[Dataset rows]
◇ ◇ ◇ ◇ ◇ ◇ ◇

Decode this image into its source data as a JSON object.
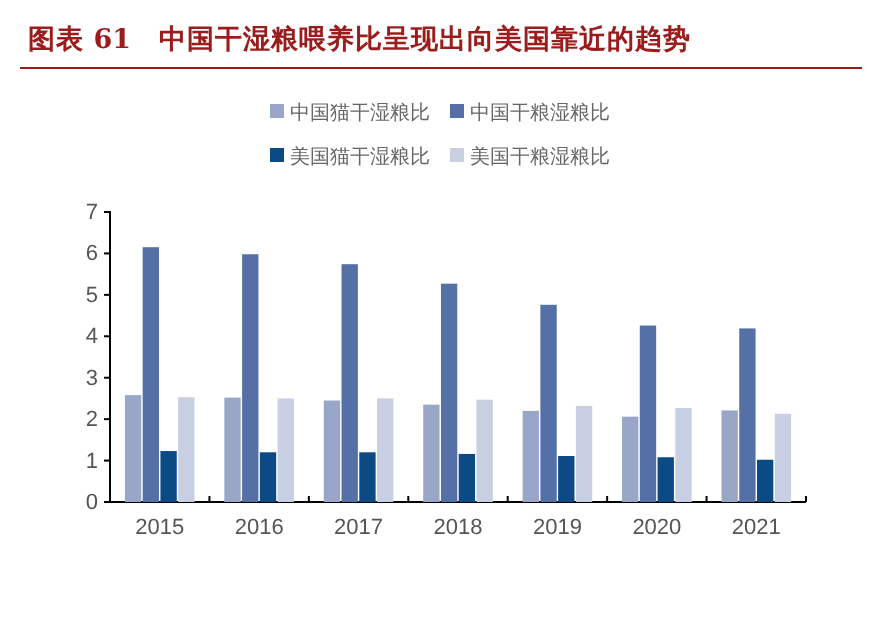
{
  "chart_data": {
    "type": "bar",
    "title": "图表 61　中国干湿粮喂养比呈现出向美国靠近的趋势",
    "categories": [
      "2015",
      "2016",
      "2017",
      "2018",
      "2019",
      "2020",
      "2021"
    ],
    "series": [
      {
        "name": "中国猫干湿粮比",
        "color": "#9aa6c8",
        "values": [
          2.58,
          2.52,
          2.45,
          2.35,
          2.2,
          2.06,
          2.21
        ]
      },
      {
        "name": "中国干粮湿粮比",
        "color": "#5470a6",
        "values": [
          6.15,
          5.98,
          5.74,
          5.27,
          4.76,
          4.26,
          4.19
        ]
      },
      {
        "name": "美国猫干湿粮比",
        "color": "#0b4a85",
        "values": [
          1.23,
          1.2,
          1.2,
          1.16,
          1.11,
          1.08,
          1.02
        ]
      },
      {
        "name": "美国干粮湿粮比",
        "color": "#c8cfe3",
        "values": [
          2.53,
          2.5,
          2.5,
          2.47,
          2.32,
          2.27,
          2.13
        ]
      }
    ],
    "ylim": [
      0,
      7
    ],
    "yticks": [
      0,
      1,
      2,
      3,
      4,
      5,
      6,
      7
    ],
    "grid": false,
    "legend": "top"
  }
}
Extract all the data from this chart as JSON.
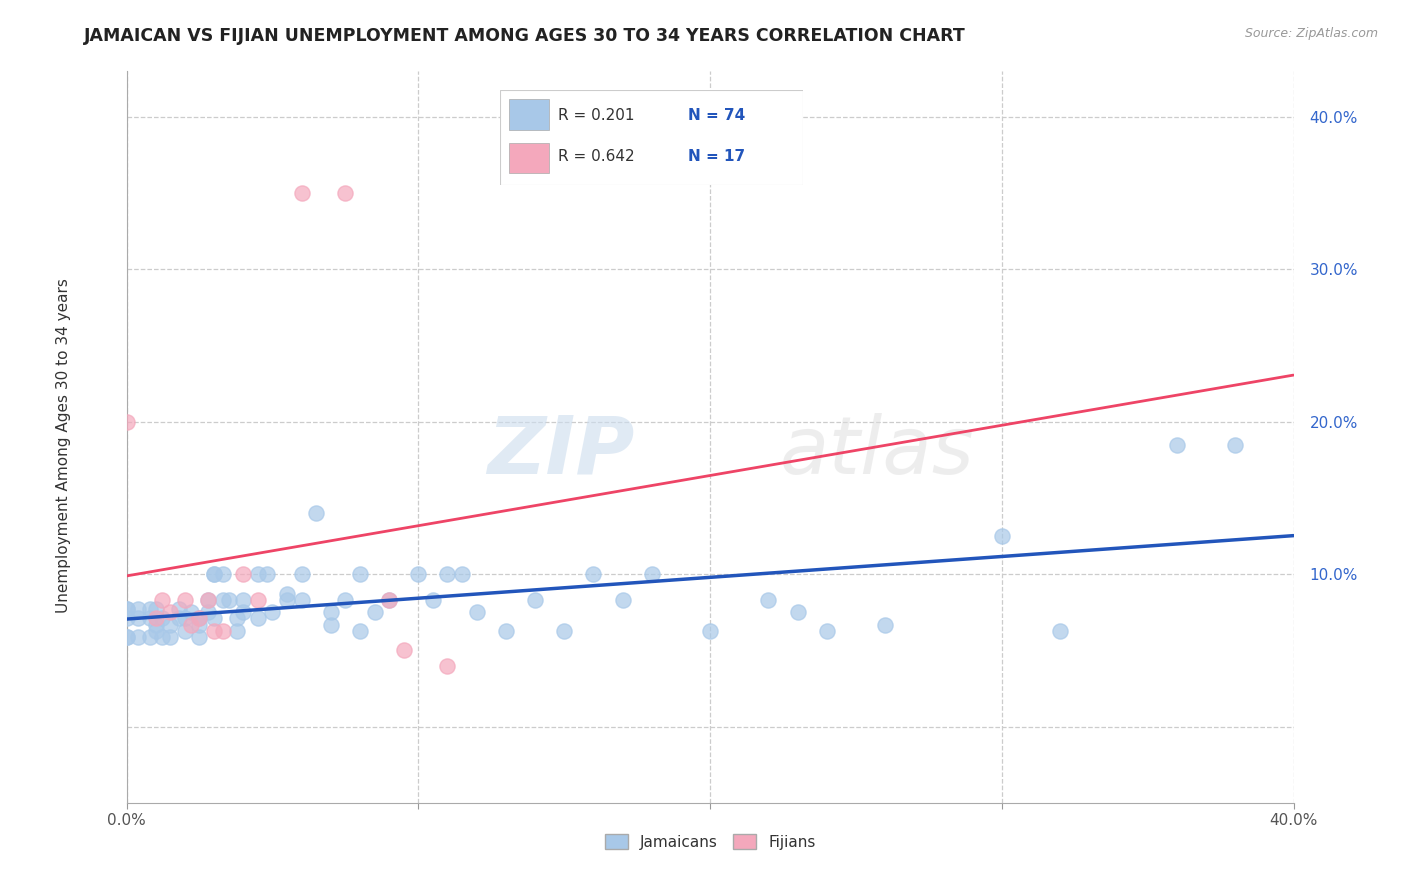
{
  "title": "JAMAICAN VS FIJIAN UNEMPLOYMENT AMONG AGES 30 TO 34 YEARS CORRELATION CHART",
  "source_text": "Source: ZipAtlas.com",
  "ylabel": "Unemployment Among Ages 30 to 34 years",
  "xlim": [
    0.0,
    0.4
  ],
  "ylim": [
    -0.05,
    0.43
  ],
  "y_ticks": [
    0.0,
    0.1,
    0.2,
    0.3,
    0.4
  ],
  "x_ticks": [
    0.0,
    0.1,
    0.2,
    0.3,
    0.4
  ],
  "legend_labels": [
    "Jamaicans",
    "Fijians"
  ],
  "jamaican_color": "#A8C8E8",
  "fijian_color": "#F4A8BC",
  "jamaican_line_color": "#2255BB",
  "fijian_line_color": "#EE4466",
  "watermark_zip": "ZIP",
  "watermark_atlas": "atlas",
  "R_jamaican": 0.201,
  "N_jamaican": 74,
  "R_fijian": 0.642,
  "N_fijian": 17,
  "jamaican_scatter": [
    [
      0.0,
      0.077
    ],
    [
      0.0,
      0.059
    ],
    [
      0.0,
      0.077
    ],
    [
      0.0,
      0.071
    ],
    [
      0.0,
      0.059
    ],
    [
      0.004,
      0.059
    ],
    [
      0.004,
      0.077
    ],
    [
      0.004,
      0.071
    ],
    [
      0.008,
      0.059
    ],
    [
      0.008,
      0.071
    ],
    [
      0.008,
      0.077
    ],
    [
      0.01,
      0.063
    ],
    [
      0.01,
      0.067
    ],
    [
      0.01,
      0.077
    ],
    [
      0.012,
      0.071
    ],
    [
      0.012,
      0.059
    ],
    [
      0.015,
      0.059
    ],
    [
      0.015,
      0.067
    ],
    [
      0.018,
      0.071
    ],
    [
      0.018,
      0.077
    ],
    [
      0.02,
      0.063
    ],
    [
      0.02,
      0.071
    ],
    [
      0.022,
      0.075
    ],
    [
      0.025,
      0.059
    ],
    [
      0.025,
      0.067
    ],
    [
      0.025,
      0.071
    ],
    [
      0.028,
      0.075
    ],
    [
      0.028,
      0.083
    ],
    [
      0.03,
      0.1
    ],
    [
      0.03,
      0.071
    ],
    [
      0.03,
      0.1
    ],
    [
      0.033,
      0.083
    ],
    [
      0.033,
      0.1
    ],
    [
      0.035,
      0.083
    ],
    [
      0.038,
      0.063
    ],
    [
      0.038,
      0.071
    ],
    [
      0.04,
      0.075
    ],
    [
      0.04,
      0.083
    ],
    [
      0.045,
      0.1
    ],
    [
      0.045,
      0.071
    ],
    [
      0.048,
      0.1
    ],
    [
      0.05,
      0.075
    ],
    [
      0.055,
      0.087
    ],
    [
      0.055,
      0.083
    ],
    [
      0.06,
      0.1
    ],
    [
      0.06,
      0.083
    ],
    [
      0.065,
      0.14
    ],
    [
      0.07,
      0.075
    ],
    [
      0.07,
      0.067
    ],
    [
      0.075,
      0.083
    ],
    [
      0.08,
      0.1
    ],
    [
      0.08,
      0.063
    ],
    [
      0.085,
      0.075
    ],
    [
      0.09,
      0.083
    ],
    [
      0.1,
      0.1
    ],
    [
      0.105,
      0.083
    ],
    [
      0.11,
      0.1
    ],
    [
      0.115,
      0.1
    ],
    [
      0.12,
      0.075
    ],
    [
      0.13,
      0.063
    ],
    [
      0.14,
      0.083
    ],
    [
      0.15,
      0.063
    ],
    [
      0.16,
      0.1
    ],
    [
      0.17,
      0.083
    ],
    [
      0.18,
      0.1
    ],
    [
      0.2,
      0.063
    ],
    [
      0.22,
      0.083
    ],
    [
      0.23,
      0.075
    ],
    [
      0.24,
      0.063
    ],
    [
      0.26,
      0.067
    ],
    [
      0.3,
      0.125
    ],
    [
      0.32,
      0.063
    ],
    [
      0.36,
      0.185
    ],
    [
      0.38,
      0.185
    ]
  ],
  "fijian_scatter": [
    [
      0.0,
      0.2
    ],
    [
      0.01,
      0.071
    ],
    [
      0.012,
      0.083
    ],
    [
      0.015,
      0.075
    ],
    [
      0.02,
      0.083
    ],
    [
      0.022,
      0.067
    ],
    [
      0.025,
      0.071
    ],
    [
      0.028,
      0.083
    ],
    [
      0.03,
      0.063
    ],
    [
      0.033,
      0.063
    ],
    [
      0.04,
      0.1
    ],
    [
      0.045,
      0.083
    ],
    [
      0.06,
      0.35
    ],
    [
      0.075,
      0.35
    ],
    [
      0.09,
      0.083
    ],
    [
      0.095,
      0.05
    ],
    [
      0.11,
      0.04
    ]
  ]
}
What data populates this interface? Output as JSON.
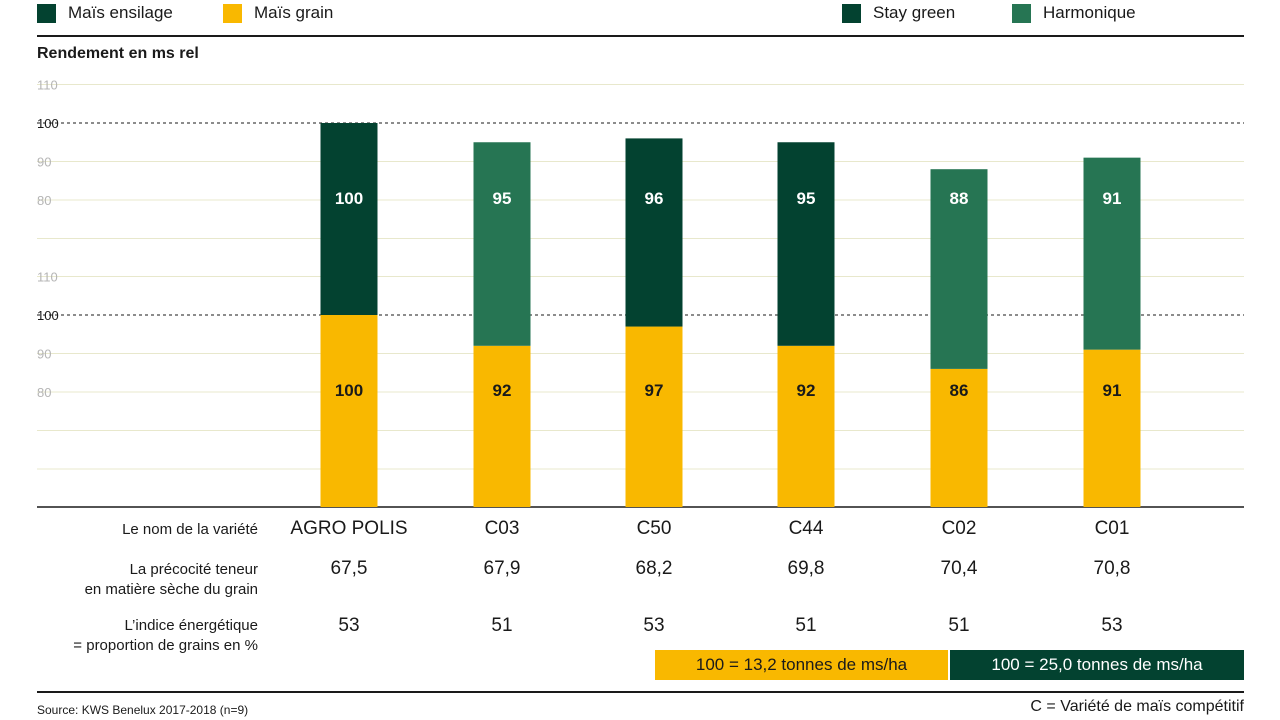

◇ ◇ ◇ ◇ ◇ ◇ ◇

__Exercise__
Reproduce the material in its entirety and word for word, without the pictures.

__Output for this task__
Decode this image into its source data as a JSON object.
{
  "chart_data": {
    "type": "bar",
    "title": "图表 61　中国干湿粮喂养比呈现出向美国靠近的趋势",
    "categories": [
      "2015",
      "2016",
      "2017",
      "2018",
      "2019",
      "2020",
      "2021"
    ],
    "series": [
      {
        "name": "中国猫干湿粮比",
        "color": "#9aa6c8",
        "values": [
          2.58,
          2.52,
          2.45,
          2.35,
          2.2,
          2.06,
          2.21
        ]
      },
      {
        "name": "中国干粮湿粮比",
        "color": "#5470a6",
        "values": [
          6.15,
          5.98,
          5.74,
          5.27,
          4.76,
          4.26,
          4.19
        ]
      },
      {
        "name": "美国猫干湿粮比",
        "color": "#0b4a85",
        "values": [
          1.23,
          1.2,
          1.2,
          1.16,
          1.11,
          1.08,
          1.02
        ]
      },
      {
        "name": "美国干粮湿粮比",
        "color": "#c8cfe3",
        "values": [
          2.53,
          2.5,
          2.5,
          2.47,
          2.32,
          2.27,
          2.13
        ]
      }
    ],
    "ylim": [
      0,
      7
    ],
    "yticks": [
      0,
      1,
      2,
      3,
      4,
      5,
      6,
      7
    ],
    "grid": false,
    "legend": "top"
  }
}
Extract all the data from this chart as JSON.
{
  "title": "JAMAICAN VS FIJIAN UNEMPLOYMENT AMONG AGES 30 TO 34 YEARS CORRELATION CHART",
  "source_text": "Source: ZipAtlas.com",
  "ylabel": "Unemployment Among Ages 30 to 34 years",
  "xlim": [
    0.0,
    0.4
  ],
  "ylim": [
    -0.05,
    0.43
  ],
  "y_ticks": [
    0.0,
    0.1,
    0.2,
    0.3,
    0.4
  ],
  "x_ticks": [
    0.0,
    0.1,
    0.2,
    0.3,
    0.4
  ],
  "legend_labels": [
    "Jamaicans",
    "Fijians"
  ],
  "jamaican_color": "#A8C8E8",
  "fijian_color": "#F4A8BC",
  "jamaican_line_color": "#2255BB",
  "fijian_line_color": "#EE4466",
  "watermark_zip": "ZIP",
  "watermark_atlas": "atlas",
  "R_jamaican": 0.201,
  "N_jamaican": 74,
  "R_fijian": 0.642,
  "N_fijian": 17,
  "jamaican_scatter": [
    [
      0.0,
      0.077
    ],
    [
      0.0,
      0.059
    ],
    [
      0.0,
      0.077
    ],
    [
      0.0,
      0.071
    ],
    [
      0.0,
      0.059
    ],
    [
      0.004,
      0.059
    ],
    [
      0.004,
      0.077
    ],
    [
      0.004,
      0.071
    ],
    [
      0.008,
      0.059
    ],
    [
      0.008,
      0.071
    ],
    [
      0.008,
      0.077
    ],
    [
      0.01,
      0.063
    ],
    [
      0.01,
      0.067
    ],
    [
      0.01,
      0.077
    ],
    [
      0.012,
      0.071
    ],
    [
      0.012,
      0.059
    ],
    [
      0.015,
      0.059
    ],
    [
      0.015,
      0.067
    ],
    [
      0.018,
      0.071
    ],
    [
      0.018,
      0.077
    ],
    [
      0.02,
      0.063
    ],
    [
      0.02,
      0.071
    ],
    [
      0.022,
      0.075
    ],
    [
      0.025,
      0.059
    ],
    [
      0.025,
      0.067
    ],
    [
      0.025,
      0.071
    ],
    [
      0.028,
      0.075
    ],
    [
      0.028,
      0.083
    ],
    [
      0.03,
      0.1
    ],
    [
      0.03,
      0.071
    ],
    [
      0.03,
      0.1
    ],
    [
      0.033,
      0.083
    ],
    [
      0.033,
      0.1
    ],
    [
      0.035,
      0.083
    ],
    [
      0.038,
      0.063
    ],
    [
      0.038,
      0.071
    ],
    [
      0.04,
      0.075
    ],
    [
      0.04,
      0.083
    ],
    [
      0.045,
      0.1
    ],
    [
      0.045,
      0.071
    ],
    [
      0.048,
      0.1
    ],
    [
      0.05,
      0.075
    ],
    [
      0.055,
      0.087
    ],
    [
      0.055,
      0.083
    ],
    [
      0.06,
      0.1
    ],
    [
      0.06,
      0.083
    ],
    [
      0.065,
      0.14
    ],
    [
      0.07,
      0.075
    ],
    [
      0.07,
      0.067
    ],
    [
      0.075,
      0.083
    ],
    [
      0.08,
      0.1
    ],
    [
      0.08,
      0.063
    ],
    [
      0.085,
      0.075
    ],
    [
      0.09,
      0.083
    ],
    [
      0.1,
      0.1
    ],
    [
      0.105,
      0.083
    ],
    [
      0.11,
      0.1
    ],
    [
      0.115,
      0.1
    ],
    [
      0.12,
      0.075
    ],
    [
      0.13,
      0.063
    ],
    [
      0.14,
      0.083
    ],
    [
      0.15,
      0.063
    ],
    [
      0.16,
      0.1
    ],
    [
      0.17,
      0.083
    ],
    [
      0.18,
      0.1
    ],
    [
      0.2,
      0.063
    ],
    [
      0.22,
      0.083
    ],
    [
      0.23,
      0.075
    ],
    [
      0.24,
      0.063
    ],
    [
      0.26,
      0.067
    ],
    [
      0.3,
      0.125
    ],
    [
      0.32,
      0.063
    ],
    [
      0.36,
      0.185
    ],
    [
      0.38,
      0.185
    ]
  ],
  "fijian_scatter": [
    [
      0.0,
      0.2
    ],
    [
      0.01,
      0.071
    ],
    [
      0.012,
      0.083
    ],
    [
      0.015,
      0.075
    ],
    [
      0.02,
      0.083
    ],
    [
      0.022,
      0.067
    ],
    [
      0.025,
      0.071
    ],
    [
      0.028,
      0.083
    ],
    [
      0.03,
      0.063
    ],
    [
      0.033,
      0.063
    ],
    [
      0.04,
      0.1
    ],
    [
      0.045,
      0.083
    ],
    [
      0.06,
      0.35
    ],
    [
      0.075,
      0.35
    ],
    [
      0.09,
      0.083
    ],
    [
      0.095,
      0.05
    ],
    [
      0.11,
      0.04
    ]
  ]
}
What data populates this interface? Output as JSON.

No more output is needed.